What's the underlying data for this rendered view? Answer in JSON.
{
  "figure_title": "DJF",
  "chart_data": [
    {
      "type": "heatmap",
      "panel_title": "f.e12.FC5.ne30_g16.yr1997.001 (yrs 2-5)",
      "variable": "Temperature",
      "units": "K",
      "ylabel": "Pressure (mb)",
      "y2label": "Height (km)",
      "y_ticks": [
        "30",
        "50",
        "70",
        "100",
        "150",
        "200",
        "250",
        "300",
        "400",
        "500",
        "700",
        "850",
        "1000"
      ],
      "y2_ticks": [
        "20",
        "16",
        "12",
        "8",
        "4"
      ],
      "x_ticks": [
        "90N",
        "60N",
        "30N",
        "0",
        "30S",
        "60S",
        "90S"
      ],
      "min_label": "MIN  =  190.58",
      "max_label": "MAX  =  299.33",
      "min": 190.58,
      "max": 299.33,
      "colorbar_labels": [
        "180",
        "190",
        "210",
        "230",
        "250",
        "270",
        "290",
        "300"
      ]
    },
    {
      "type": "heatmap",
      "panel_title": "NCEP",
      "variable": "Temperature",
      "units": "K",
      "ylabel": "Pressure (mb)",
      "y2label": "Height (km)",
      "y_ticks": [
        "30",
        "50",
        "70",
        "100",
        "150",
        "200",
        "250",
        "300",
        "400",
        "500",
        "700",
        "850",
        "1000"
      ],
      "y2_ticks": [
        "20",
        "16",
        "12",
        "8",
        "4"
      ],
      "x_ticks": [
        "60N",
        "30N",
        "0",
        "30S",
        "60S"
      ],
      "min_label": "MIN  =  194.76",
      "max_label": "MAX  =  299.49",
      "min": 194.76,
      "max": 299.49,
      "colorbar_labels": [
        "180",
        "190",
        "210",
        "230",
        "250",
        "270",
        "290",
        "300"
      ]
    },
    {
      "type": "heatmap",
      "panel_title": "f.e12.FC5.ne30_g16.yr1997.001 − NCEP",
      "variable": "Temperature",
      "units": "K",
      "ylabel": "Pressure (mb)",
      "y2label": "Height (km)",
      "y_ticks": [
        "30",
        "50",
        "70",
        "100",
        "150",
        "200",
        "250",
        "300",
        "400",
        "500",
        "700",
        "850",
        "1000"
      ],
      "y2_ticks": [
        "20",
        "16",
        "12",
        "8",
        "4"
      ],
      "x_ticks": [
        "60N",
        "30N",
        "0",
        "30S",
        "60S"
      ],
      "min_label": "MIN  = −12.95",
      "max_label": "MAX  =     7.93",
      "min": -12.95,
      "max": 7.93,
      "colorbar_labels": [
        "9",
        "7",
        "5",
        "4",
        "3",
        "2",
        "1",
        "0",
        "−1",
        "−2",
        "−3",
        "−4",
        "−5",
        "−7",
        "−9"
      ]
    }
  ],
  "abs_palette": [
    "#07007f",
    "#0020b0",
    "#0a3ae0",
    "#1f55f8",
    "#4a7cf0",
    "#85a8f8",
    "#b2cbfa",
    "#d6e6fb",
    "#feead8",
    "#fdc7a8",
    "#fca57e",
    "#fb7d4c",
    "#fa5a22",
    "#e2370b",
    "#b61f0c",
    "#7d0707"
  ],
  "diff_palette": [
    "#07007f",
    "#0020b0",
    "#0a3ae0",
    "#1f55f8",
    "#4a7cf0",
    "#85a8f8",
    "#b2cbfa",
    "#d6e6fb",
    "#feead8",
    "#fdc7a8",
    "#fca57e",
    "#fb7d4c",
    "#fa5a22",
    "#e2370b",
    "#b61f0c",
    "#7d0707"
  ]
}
◆ ◆ ◆ ◆
#### What the task asks
Output all of the data again, exactly.

#### Final result
What's the underlying data for this rendered view? Answer in JSON.
{
  "figure_title": "DJF",
  "chart_data": [
    {
      "type": "heatmap",
      "panel_title": "f.e12.FC5.ne30_g16.yr1997.001 (yrs 2-5)",
      "variable": "Temperature",
      "units": "K",
      "ylabel": "Pressure (mb)",
      "y2label": "Height (km)",
      "y_ticks": [
        "30",
        "50",
        "70",
        "100",
        "150",
        "200",
        "250",
        "300",
        "400",
        "500",
        "700",
        "850",
        "1000"
      ],
      "y2_ticks": [
        "20",
        "16",
        "12",
        "8",
        "4"
      ],
      "x_ticks": [
        "90N",
        "60N",
        "30N",
        "0",
        "30S",
        "60S",
        "90S"
      ],
      "min_label": "MIN  =  190.58",
      "max_label": "MAX  =  299.33",
      "min": 190.58,
      "max": 299.33,
      "colorbar_labels": [
        "180",
        "190",
        "210",
        "230",
        "250",
        "270",
        "290",
        "300"
      ]
    },
    {
      "type": "heatmap",
      "panel_title": "NCEP",
      "variable": "Temperature",
      "units": "K",
      "ylabel": "Pressure (mb)",
      "y2label": "Height (km)",
      "y_ticks": [
        "30",
        "50",
        "70",
        "100",
        "150",
        "200",
        "250",
        "300",
        "400",
        "500",
        "700",
        "850",
        "1000"
      ],
      "y2_ticks": [
        "20",
        "16",
        "12",
        "8",
        "4"
      ],
      "x_ticks": [
        "60N",
        "30N",
        "0",
        "30S",
        "60S"
      ],
      "min_label": "MIN  =  194.76",
      "max_label": "MAX  =  299.49",
      "min": 194.76,
      "max": 299.49,
      "colorbar_labels": [
        "180",
        "190",
        "210",
        "230",
        "250",
        "270",
        "290",
        "300"
      ]
    },
    {
      "type": "heatmap",
      "panel_title": "f.e12.FC5.ne30_g16.yr1997.001 − NCEP",
      "variable": "Temperature",
      "units": "K",
      "ylabel": "Pressure (mb)",
      "y2label": "Height (km)",
      "y_ticks": [
        "30",
        "50",
        "70",
        "100",
        "150",
        "200",
        "250",
        "300",
        "400",
        "500",
        "700",
        "850",
        "1000"
      ],
      "y2_ticks": [
        "20",
        "16",
        "12",
        "8",
        "4"
      ],
      "x_ticks": [
        "60N",
        "30N",
        "0",
        "30S",
        "60S"
      ],
      "min_label": "MIN  = −12.95",
      "max_label": "MAX  =     7.93",
      "min": -12.95,
      "max": 7.93,
      "colorbar_labels": [
        "9",
        "7",
        "5",
        "4",
        "3",
        "2",
        "1",
        "0",
        "−1",
        "−2",
        "−3",
        "−4",
        "−5",
        "−7",
        "−9"
      ]
    }
  ],
  "abs_palette": [
    "#07007f",
    "#0020b0",
    "#0a3ae0",
    "#1f55f8",
    "#4a7cf0",
    "#85a8f8",
    "#b2cbfa",
    "#d6e6fb",
    "#feead8",
    "#fdc7a8",
    "#fca57e",
    "#fb7d4c",
    "#fa5a22",
    "#e2370b",
    "#b61f0c",
    "#7d0707"
  ],
  "diff_palette": [
    "#07007f",
    "#0020b0",
    "#0a3ae0",
    "#1f55f8",
    "#4a7cf0",
    "#85a8f8",
    "#b2cbfa",
    "#d6e6fb",
    "#feead8",
    "#fdc7a8",
    "#fca57e",
    "#fb7d4c",
    "#fa5a22",
    "#e2370b",
    "#b61f0c",
    "#7d0707"
  ]
}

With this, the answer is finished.